### GOAL
Reproduce the listing that follows with no differences at all.

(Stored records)
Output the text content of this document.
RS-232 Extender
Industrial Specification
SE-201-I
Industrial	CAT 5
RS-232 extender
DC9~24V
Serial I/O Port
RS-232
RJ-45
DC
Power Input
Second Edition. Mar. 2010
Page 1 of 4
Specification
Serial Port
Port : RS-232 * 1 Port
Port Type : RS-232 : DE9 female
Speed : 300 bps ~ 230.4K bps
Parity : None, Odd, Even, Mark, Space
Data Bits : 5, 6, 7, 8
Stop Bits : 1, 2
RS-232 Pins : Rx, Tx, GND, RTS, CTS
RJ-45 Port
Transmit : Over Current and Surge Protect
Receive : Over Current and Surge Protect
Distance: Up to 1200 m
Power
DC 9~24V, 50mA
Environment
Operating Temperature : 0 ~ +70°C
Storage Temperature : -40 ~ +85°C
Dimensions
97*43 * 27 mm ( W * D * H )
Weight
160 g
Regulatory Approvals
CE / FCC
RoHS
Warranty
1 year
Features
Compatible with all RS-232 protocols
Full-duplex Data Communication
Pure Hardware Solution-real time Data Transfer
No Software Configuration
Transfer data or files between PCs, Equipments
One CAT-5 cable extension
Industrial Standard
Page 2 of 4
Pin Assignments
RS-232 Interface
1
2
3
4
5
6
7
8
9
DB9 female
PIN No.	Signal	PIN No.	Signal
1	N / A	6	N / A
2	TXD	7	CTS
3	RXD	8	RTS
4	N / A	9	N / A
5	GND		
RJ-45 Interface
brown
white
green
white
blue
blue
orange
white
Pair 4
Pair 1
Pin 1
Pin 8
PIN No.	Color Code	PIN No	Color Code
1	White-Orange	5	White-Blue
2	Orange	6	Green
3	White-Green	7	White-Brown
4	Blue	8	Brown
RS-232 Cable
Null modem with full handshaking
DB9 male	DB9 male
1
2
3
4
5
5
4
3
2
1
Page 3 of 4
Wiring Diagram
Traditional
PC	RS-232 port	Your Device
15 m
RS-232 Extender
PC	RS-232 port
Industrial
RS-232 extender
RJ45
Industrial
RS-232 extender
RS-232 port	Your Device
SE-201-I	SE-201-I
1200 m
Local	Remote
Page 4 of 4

### FINISHED ANSWER
Output the text content of this document.
RS-232 Extender
Industrial Specification
SE-201-I
Industrial	CAT 5
RS-232 extender
DC9~24V
Serial I/O Port
RS-232
RJ-45
DC
Power Input
Second Edition. Mar. 2010
Page 1 of 4
Specification
Serial Port
Port : RS-232 * 1 Port
Port Type : RS-232 : DE9 female
Speed : 300 bps ~ 230.4K bps
Parity : None, Odd, Even, Mark, Space
Data Bits : 5, 6, 7, 8
Stop Bits : 1, 2
RS-232 Pins : Rx, Tx, GND, RTS, CTS
RJ-45 Port
Transmit : Over Current and Surge Protect
Receive : Over Current and Surge Protect
Distance: Up to 1200 m
Power
DC 9~24V, 50mA
Environment
Operating Temperature : 0 ~ +70°C
Storage Temperature : -40 ~ +85°C
Dimensions
97*43 * 27 mm ( W * D * H )
Weight
160 g
Regulatory Approvals
CE / FCC
RoHS
Warranty
1 year
Features
Compatible with all RS-232 protocols
Full-duplex Data Communication
Pure Hardware Solution-real time Data Transfer
No Software Configuration
Transfer data or files between PCs, Equipments
One CAT-5 cable extension
Industrial Standard
Page 2 of 4
Pin Assignments
RS-232 Interface
1
2
3
4
5
6
7
8
9
DB9 female
PIN No.	Signal	PIN No.	Signal
1	N / A	6	N / A
2	TXD	7	CTS
3	RXD	8	RTS
4	N / A	9	N / A
5	GND		
RJ-45 Interface
brown
white
green
white
blue
blue
orange
white
Pair 4
Pair 1
Pin 1
Pin 8
PIN No.	Color Code	PIN No	Color Code
1	White-Orange	5	White-Blue
2	Orange	6	Green
3	White-Green	7	White-Brown
4	Blue	8	Brown
RS-232 Cable
Null modem with full handshaking
DB9 male	DB9 male
1
2
3
4
5
5
4
3
2
1
Page 3 of 4
Wiring Diagram
Traditional
PC	RS-232 port	Your Device
15 m
RS-232 Extender
PC	RS-232 port
Industrial
RS-232 extender
RJ45
Industrial
RS-232 extender
RS-232 port	Your Device
SE-201-I	SE-201-I
1200 m
Local	Remote
Page 4 of 4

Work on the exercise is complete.